The exercise –
Reproduce all of the records exactly.

══ Data to process ══

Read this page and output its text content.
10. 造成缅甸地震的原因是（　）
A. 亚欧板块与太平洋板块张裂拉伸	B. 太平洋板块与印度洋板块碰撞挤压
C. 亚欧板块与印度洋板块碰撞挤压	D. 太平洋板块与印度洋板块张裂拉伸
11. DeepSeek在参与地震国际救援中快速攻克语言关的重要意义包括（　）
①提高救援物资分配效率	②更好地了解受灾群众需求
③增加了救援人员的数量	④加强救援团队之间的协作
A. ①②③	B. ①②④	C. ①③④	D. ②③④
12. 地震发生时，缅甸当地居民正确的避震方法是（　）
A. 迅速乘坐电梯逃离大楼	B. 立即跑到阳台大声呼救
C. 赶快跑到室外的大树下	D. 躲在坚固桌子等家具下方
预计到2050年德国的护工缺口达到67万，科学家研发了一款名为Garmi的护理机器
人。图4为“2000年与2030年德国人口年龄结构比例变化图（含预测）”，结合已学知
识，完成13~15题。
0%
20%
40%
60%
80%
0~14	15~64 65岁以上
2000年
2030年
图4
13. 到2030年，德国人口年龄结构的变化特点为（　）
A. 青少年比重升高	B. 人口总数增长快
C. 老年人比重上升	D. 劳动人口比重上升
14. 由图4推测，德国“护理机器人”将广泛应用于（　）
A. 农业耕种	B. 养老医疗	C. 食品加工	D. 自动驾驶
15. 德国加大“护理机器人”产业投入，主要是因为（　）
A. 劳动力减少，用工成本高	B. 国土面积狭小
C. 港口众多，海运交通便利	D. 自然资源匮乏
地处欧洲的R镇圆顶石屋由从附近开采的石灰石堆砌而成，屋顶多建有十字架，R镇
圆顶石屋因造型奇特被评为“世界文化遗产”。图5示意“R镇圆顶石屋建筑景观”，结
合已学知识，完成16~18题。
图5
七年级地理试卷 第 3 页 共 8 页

═══

Output for this exercise –
Read this page and output its text content.
10. 造成缅甸地震的原因是（　）
A. 亚欧板块与太平洋板块张裂拉伸	B. 太平洋板块与印度洋板块碰撞挤压
C. 亚欧板块与印度洋板块碰撞挤压	D. 太平洋板块与印度洋板块张裂拉伸
11. DeepSeek在参与地震国际救援中快速攻克语言关的重要意义包括（　）
①提高救援物资分配效率	②更好地了解受灾群众需求
③增加了救援人员的数量	④加强救援团队之间的协作
A. ①②③	B. ①②④	C. ①③④	D. ②③④
12. 地震发生时，缅甸当地居民正确的避震方法是（　）
A. 迅速乘坐电梯逃离大楼	B. 立即跑到阳台大声呼救
C. 赶快跑到室外的大树下	D. 躲在坚固桌子等家具下方
预计到2050年德国的护工缺口达到67万，科学家研发了一款名为Garmi的护理机器
人。图4为“2000年与2030年德国人口年龄结构比例变化图（含预测）”，结合已学知
识，完成13~15题。
0%
20%
40%
60%
80%
0~14	15~64 65岁以上
2000年
2030年
图4
13. 到2030年，德国人口年龄结构的变化特点为（　）
A. 青少年比重升高	B. 人口总数增长快
C. 老年人比重上升	D. 劳动人口比重上升
14. 由图4推测，德国“护理机器人”将广泛应用于（　）
A. 农业耕种	B. 养老医疗	C. 食品加工	D. 自动驾驶
15. 德国加大“护理机器人”产业投入，主要是因为（　）
A. 劳动力减少，用工成本高	B. 国土面积狭小
C. 港口众多，海运交通便利	D. 自然资源匮乏
地处欧洲的R镇圆顶石屋由从附近开采的石灰石堆砌而成，屋顶多建有十字架，R镇
圆顶石屋因造型奇特被评为“世界文化遗产”。图5示意“R镇圆顶石屋建筑景观”，结
合已学知识，完成16~18题。
图5
七年级地理试卷 第 3 页 共 8 页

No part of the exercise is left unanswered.